[Stored records]
——

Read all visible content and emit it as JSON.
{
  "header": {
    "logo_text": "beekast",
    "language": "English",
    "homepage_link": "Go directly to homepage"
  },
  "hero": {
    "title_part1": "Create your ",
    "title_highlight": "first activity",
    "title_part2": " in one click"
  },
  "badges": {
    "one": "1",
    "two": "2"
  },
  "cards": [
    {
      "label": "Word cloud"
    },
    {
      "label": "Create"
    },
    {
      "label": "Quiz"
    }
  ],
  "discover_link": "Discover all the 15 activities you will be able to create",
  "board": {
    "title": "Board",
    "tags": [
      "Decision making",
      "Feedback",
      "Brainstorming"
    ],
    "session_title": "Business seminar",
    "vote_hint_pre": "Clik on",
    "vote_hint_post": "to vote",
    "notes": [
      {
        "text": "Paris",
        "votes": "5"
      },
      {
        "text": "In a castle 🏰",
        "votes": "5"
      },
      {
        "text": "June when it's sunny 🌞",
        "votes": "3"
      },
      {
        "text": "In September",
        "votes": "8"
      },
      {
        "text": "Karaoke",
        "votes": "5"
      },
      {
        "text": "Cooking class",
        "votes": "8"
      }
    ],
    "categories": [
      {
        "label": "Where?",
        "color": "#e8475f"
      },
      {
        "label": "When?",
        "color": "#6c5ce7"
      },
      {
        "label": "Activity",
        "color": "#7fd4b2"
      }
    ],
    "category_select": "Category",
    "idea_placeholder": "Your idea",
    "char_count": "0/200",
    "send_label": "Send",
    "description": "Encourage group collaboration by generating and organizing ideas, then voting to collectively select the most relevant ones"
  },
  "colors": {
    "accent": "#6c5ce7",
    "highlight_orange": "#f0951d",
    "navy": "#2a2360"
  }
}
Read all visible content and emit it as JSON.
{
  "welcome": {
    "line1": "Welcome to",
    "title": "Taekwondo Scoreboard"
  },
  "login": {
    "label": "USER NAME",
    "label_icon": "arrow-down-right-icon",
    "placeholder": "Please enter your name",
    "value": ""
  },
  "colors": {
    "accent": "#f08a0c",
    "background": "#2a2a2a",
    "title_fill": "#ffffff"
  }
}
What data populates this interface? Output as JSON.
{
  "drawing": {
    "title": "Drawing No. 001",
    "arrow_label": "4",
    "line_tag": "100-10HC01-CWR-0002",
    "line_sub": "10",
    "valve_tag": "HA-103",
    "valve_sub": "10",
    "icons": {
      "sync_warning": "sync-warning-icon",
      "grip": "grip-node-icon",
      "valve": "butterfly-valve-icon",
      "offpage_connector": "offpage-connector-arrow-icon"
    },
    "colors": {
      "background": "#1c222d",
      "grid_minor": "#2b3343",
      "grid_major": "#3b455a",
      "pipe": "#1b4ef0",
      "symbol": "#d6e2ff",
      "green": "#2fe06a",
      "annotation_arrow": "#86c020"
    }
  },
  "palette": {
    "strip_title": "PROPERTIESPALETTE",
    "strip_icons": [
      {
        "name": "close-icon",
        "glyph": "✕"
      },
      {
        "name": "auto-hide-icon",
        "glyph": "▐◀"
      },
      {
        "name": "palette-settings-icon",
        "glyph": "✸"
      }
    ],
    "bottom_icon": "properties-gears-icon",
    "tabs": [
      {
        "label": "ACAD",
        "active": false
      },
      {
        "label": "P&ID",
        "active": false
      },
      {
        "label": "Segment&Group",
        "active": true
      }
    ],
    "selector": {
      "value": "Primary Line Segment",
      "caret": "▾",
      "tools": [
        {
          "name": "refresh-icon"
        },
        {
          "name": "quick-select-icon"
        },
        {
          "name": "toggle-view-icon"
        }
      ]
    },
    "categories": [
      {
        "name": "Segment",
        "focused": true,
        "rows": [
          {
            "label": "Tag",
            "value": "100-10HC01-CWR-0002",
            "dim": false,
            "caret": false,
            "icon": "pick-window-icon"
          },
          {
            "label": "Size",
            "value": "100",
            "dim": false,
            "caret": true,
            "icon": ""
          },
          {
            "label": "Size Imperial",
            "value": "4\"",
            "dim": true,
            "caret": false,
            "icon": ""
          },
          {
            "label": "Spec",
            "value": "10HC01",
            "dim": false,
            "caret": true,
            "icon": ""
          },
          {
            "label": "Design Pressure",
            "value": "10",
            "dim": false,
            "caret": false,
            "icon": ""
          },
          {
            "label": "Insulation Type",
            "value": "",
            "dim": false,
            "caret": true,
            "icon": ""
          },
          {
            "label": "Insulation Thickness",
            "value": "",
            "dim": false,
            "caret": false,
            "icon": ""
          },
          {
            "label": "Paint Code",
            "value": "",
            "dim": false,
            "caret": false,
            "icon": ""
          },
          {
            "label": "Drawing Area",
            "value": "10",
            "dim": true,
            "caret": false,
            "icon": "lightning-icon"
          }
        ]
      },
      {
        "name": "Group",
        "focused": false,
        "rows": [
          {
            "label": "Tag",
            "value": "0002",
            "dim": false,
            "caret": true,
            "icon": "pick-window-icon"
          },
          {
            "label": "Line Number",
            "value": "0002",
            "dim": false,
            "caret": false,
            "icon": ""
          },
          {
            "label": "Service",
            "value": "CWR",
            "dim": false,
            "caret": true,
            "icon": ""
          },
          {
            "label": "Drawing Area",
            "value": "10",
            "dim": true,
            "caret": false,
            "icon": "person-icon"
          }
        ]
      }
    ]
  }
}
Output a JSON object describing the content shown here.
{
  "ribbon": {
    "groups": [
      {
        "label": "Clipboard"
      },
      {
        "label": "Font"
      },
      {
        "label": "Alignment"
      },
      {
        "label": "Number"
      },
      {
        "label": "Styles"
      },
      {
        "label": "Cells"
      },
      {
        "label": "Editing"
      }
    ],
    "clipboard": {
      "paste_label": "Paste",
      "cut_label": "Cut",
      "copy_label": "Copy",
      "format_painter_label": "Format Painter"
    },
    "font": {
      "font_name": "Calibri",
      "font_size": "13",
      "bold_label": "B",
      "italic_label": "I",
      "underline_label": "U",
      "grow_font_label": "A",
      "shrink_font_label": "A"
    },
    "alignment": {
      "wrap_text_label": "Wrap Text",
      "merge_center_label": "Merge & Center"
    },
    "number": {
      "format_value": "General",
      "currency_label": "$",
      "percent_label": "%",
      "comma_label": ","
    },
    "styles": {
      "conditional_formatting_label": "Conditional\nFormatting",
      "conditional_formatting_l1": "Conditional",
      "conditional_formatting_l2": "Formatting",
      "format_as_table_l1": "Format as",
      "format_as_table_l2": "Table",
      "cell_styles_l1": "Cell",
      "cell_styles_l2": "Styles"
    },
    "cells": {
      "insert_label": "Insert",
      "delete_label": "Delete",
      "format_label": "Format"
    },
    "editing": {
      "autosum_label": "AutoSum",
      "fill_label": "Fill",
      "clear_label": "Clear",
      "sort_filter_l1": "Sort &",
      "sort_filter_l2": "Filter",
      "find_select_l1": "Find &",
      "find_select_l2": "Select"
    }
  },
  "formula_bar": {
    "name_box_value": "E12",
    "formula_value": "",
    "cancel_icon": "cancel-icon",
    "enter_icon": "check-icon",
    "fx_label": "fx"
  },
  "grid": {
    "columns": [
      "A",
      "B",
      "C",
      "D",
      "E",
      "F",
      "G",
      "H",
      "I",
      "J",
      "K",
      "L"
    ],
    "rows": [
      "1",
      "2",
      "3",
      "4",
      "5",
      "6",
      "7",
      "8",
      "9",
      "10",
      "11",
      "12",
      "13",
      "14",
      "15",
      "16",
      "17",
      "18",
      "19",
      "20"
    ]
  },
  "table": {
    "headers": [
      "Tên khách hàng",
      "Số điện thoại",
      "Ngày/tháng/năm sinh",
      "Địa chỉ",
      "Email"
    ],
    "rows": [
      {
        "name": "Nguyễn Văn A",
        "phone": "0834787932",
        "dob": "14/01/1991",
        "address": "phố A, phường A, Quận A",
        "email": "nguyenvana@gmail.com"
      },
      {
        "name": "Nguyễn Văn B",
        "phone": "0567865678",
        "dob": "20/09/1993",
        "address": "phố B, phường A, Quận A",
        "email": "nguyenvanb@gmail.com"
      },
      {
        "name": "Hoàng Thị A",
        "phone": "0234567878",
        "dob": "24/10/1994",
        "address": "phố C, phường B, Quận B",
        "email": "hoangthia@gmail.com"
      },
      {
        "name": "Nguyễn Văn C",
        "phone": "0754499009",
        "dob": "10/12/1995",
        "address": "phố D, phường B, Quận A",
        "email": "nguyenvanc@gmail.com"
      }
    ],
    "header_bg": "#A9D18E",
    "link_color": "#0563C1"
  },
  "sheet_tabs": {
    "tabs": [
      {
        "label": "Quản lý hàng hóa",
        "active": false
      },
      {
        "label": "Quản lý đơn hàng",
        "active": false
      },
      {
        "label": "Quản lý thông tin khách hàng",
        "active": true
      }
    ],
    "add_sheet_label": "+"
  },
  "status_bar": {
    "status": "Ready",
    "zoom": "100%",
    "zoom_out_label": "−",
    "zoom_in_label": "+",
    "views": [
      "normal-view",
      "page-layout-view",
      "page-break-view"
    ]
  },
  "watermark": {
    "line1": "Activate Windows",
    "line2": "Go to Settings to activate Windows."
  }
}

——

### Written problem
Extract every line above containing the word "Insulation".

### Exercise result
            "label": "Insulation Type",
            "label": "Insulation Thickness",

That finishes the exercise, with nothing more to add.